PROBLEM - Reproduce the rows word for word, from the first one through the row containing "y-tick-label: 1.3655 [389,209,422,220]", with both ends included.
----------
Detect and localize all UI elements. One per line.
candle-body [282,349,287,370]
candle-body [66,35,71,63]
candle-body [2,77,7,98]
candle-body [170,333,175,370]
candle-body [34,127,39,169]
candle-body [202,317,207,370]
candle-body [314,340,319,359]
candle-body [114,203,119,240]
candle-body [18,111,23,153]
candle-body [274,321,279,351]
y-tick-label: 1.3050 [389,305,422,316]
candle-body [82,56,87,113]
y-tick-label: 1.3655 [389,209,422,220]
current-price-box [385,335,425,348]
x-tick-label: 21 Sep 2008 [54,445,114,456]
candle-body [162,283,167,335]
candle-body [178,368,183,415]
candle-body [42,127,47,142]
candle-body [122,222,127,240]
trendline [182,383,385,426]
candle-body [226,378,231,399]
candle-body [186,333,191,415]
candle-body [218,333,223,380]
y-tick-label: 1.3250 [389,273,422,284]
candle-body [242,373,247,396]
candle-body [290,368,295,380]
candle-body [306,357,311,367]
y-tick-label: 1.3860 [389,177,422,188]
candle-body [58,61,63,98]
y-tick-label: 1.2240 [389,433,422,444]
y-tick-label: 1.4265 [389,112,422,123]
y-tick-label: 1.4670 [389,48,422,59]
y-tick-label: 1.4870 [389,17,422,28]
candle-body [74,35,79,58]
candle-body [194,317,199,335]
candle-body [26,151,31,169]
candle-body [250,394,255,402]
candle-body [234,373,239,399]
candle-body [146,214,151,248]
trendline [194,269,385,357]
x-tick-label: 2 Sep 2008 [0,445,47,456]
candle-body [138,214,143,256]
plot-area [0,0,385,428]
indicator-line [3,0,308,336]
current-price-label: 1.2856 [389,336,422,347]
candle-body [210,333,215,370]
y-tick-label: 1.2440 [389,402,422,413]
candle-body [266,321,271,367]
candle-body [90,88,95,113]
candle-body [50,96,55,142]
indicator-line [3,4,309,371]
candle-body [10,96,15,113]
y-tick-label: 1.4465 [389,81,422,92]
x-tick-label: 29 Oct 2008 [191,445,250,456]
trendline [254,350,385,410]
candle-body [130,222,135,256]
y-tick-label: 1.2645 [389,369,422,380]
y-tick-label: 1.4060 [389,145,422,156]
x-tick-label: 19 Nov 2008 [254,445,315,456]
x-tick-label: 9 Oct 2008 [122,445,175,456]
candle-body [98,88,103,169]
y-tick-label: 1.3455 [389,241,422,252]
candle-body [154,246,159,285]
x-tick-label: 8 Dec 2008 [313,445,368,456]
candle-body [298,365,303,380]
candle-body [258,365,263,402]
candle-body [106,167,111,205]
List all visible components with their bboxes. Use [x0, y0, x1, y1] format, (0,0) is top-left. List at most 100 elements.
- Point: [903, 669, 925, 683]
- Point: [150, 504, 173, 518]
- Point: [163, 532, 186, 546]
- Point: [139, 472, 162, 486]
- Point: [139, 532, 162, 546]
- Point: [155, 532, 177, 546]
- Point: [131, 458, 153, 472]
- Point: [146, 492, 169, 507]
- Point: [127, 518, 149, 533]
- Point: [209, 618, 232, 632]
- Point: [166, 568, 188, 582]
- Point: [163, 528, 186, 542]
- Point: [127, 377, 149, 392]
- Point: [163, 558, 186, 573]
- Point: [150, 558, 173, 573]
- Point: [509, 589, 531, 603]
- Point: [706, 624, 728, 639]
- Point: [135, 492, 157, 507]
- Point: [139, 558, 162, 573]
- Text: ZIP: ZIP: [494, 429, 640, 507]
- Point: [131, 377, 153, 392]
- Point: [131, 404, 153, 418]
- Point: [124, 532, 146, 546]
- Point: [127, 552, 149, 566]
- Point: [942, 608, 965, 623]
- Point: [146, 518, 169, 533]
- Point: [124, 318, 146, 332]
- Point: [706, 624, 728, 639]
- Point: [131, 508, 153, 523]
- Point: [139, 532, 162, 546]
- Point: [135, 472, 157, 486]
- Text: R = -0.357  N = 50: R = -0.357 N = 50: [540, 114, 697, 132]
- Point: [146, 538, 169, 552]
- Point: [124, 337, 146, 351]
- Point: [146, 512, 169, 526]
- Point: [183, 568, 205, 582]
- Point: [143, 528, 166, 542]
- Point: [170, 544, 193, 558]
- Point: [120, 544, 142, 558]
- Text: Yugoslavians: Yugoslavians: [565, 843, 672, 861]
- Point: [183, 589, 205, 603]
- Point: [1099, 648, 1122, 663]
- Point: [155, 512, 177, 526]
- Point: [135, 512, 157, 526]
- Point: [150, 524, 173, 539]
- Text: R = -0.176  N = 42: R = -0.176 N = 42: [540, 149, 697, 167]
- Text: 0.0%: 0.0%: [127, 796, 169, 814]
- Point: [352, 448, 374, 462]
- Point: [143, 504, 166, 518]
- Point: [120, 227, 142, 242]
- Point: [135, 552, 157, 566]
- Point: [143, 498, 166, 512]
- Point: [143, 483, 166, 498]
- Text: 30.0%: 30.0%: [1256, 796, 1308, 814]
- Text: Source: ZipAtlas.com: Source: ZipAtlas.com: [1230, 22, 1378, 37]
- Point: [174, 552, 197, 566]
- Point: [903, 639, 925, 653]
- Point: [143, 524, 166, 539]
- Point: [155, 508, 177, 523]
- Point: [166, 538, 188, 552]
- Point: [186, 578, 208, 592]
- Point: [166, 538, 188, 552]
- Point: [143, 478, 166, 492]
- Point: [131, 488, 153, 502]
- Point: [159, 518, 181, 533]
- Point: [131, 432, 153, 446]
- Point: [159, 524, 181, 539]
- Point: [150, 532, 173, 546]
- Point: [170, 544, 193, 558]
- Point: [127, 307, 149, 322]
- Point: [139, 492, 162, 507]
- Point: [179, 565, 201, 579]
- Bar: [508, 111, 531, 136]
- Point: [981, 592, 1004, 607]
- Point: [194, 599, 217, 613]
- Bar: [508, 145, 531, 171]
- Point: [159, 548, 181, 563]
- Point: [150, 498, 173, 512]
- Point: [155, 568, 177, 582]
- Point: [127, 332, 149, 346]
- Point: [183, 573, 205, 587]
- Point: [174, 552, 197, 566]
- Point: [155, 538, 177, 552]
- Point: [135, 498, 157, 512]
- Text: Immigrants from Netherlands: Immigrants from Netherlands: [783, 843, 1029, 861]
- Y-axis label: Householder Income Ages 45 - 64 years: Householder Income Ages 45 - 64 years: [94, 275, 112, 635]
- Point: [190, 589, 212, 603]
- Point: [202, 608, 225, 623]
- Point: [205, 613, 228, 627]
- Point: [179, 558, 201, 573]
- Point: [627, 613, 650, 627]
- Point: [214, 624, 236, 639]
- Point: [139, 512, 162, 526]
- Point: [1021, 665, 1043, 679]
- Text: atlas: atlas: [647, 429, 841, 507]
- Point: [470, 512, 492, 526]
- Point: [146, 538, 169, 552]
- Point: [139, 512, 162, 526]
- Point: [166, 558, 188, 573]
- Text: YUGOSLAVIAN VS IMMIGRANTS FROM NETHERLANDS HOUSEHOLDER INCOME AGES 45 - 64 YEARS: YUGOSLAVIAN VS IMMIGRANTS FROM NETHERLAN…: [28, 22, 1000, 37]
----------
RESULT OF THE EXERCISE -
Detect and localize all UI elements. One per line.
candle-body [282,349,287,370]
candle-body [66,35,71,63]
candle-body [2,77,7,98]
candle-body [170,333,175,370]
candle-body [34,127,39,169]
candle-body [202,317,207,370]
candle-body [314,340,319,359]
candle-body [114,203,119,240]
candle-body [18,111,23,153]
candle-body [274,321,279,351]
y-tick-label: 1.3050 [389,305,422,316]
candle-body [82,56,87,113]
y-tick-label: 1.3655 [389,209,422,220]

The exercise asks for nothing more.